Exercise text
____________

I had to rejigger a fair number of potential unavailability tests because they
weren't written with this distinction in mind.
Swift SVN r27137
The API review list found it confusing that if #os() and #if os() looked so similar, so
change the availability checking query to be spelled #available:
if #available(iOS >= 9.0, *) {
...
}
Swift SVN r26995
On platforms that are not explicitly mentioned in the #os() guard, this new '*'
availability check generates a version comparison against the minimum deployment target.
This construct, based on feedback from API review, is designed to ease porting
to new platforms. Because new platforms typically branch from
existing platforms, the wildcard allows an API availability check to do the "right"
thing (executing the guarded branch accessing newer APIs) on the new platform without
requiring a modification to every availability guard in the program.
So, if the programmer writes:
if #os(OSX >= 10.10, *) {
. . .
}
and then ports the code to iOS, the body will execute.
We still do compile-time availability checking with '*', so the compiler will
emit errors for references to potentially unavailable symbols in the body when compiled
for iOS.
We require a '*' clause on all #os() guards to force developers to
"future proof" their availability checks against the introduction of new a platform.
Swift SVN r26988
Change availability Fix-It notes to use a DescriptiveDeclKind so that the notes are
more precise in their description of where an availability attribute will be added.

____________

Exercise prompt
In the text on Swift availability checking, what does the new '*' check generate on platforms that the #os() guard does not explicitly mention? The listing is separate material with no connection to the text on Swift availability checking.

____________

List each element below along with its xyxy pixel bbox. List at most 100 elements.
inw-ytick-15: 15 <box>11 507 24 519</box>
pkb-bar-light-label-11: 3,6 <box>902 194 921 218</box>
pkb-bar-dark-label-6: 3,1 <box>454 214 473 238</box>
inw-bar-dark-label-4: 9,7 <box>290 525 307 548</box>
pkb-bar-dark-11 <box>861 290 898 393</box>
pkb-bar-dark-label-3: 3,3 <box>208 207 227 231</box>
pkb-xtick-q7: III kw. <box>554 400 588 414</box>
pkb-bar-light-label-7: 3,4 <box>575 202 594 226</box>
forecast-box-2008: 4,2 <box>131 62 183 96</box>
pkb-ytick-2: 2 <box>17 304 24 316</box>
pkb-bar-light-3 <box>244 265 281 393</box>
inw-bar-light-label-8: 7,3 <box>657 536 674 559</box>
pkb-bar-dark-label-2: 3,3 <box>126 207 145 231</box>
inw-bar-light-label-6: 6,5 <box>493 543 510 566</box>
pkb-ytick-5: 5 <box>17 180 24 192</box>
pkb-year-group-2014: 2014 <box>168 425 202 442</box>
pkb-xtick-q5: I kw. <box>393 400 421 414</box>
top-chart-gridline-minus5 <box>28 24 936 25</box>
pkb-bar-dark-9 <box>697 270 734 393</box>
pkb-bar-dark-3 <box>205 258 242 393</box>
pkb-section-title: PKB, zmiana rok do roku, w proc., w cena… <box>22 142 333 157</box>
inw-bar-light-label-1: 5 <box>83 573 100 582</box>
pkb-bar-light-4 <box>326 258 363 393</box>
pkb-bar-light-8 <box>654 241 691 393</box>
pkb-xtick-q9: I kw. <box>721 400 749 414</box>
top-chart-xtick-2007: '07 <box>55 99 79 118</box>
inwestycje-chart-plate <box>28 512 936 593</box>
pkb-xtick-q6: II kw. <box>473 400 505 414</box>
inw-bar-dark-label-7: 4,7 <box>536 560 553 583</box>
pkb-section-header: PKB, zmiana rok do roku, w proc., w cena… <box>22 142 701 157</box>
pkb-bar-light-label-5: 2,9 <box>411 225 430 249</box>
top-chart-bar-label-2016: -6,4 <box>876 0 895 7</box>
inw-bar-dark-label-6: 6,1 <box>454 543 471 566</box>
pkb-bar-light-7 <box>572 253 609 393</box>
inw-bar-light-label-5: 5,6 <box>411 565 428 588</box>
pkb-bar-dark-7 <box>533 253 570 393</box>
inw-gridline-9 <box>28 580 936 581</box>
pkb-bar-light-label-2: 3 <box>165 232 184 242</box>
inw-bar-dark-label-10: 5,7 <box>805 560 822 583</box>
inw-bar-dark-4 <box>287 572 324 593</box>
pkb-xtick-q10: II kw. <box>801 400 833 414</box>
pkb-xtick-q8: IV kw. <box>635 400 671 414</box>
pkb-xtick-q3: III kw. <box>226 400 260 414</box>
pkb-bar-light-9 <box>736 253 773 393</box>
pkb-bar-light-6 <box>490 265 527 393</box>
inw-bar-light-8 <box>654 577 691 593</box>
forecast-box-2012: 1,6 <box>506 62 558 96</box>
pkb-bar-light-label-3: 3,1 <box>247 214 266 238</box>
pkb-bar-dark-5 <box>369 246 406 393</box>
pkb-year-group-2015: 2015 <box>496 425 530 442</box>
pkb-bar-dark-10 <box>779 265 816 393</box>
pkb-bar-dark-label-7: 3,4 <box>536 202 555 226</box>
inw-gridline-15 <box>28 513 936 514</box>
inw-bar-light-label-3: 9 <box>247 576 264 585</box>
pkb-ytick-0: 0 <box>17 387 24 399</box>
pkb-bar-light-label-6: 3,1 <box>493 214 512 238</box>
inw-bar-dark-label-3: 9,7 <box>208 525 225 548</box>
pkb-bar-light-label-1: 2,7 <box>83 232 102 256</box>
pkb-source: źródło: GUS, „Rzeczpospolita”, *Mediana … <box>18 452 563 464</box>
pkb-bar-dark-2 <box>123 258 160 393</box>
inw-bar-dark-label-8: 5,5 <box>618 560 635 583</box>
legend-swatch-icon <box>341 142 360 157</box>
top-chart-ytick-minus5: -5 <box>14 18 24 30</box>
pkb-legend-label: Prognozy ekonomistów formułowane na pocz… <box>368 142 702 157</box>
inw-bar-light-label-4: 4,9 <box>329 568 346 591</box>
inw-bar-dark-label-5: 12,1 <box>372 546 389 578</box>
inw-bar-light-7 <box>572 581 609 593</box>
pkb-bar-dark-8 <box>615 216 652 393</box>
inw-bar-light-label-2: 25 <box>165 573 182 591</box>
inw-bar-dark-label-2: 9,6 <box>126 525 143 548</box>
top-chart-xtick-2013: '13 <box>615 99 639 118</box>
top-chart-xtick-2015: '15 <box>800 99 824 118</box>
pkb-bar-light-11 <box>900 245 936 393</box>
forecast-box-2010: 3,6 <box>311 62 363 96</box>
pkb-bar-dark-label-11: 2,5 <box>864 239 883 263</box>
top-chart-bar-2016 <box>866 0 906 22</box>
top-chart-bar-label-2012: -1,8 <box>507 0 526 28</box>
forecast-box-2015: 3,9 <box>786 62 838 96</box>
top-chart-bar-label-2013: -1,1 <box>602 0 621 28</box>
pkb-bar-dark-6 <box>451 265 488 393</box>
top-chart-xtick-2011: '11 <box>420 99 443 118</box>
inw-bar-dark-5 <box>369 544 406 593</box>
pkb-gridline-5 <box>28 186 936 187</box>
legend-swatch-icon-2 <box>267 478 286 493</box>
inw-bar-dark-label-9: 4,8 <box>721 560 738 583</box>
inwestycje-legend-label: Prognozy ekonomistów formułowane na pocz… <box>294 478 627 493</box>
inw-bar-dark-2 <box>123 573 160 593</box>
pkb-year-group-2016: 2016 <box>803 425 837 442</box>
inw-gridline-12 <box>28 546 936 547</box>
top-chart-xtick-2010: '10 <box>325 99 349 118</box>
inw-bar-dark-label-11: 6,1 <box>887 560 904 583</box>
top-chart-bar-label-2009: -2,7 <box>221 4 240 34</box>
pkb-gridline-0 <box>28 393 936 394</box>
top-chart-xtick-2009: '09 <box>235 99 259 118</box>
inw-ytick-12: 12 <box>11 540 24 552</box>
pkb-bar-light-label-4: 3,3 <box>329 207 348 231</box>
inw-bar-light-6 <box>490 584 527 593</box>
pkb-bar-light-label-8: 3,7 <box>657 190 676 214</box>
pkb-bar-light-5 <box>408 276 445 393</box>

____________

Worked solution
A version comparison against the minimum deployment target.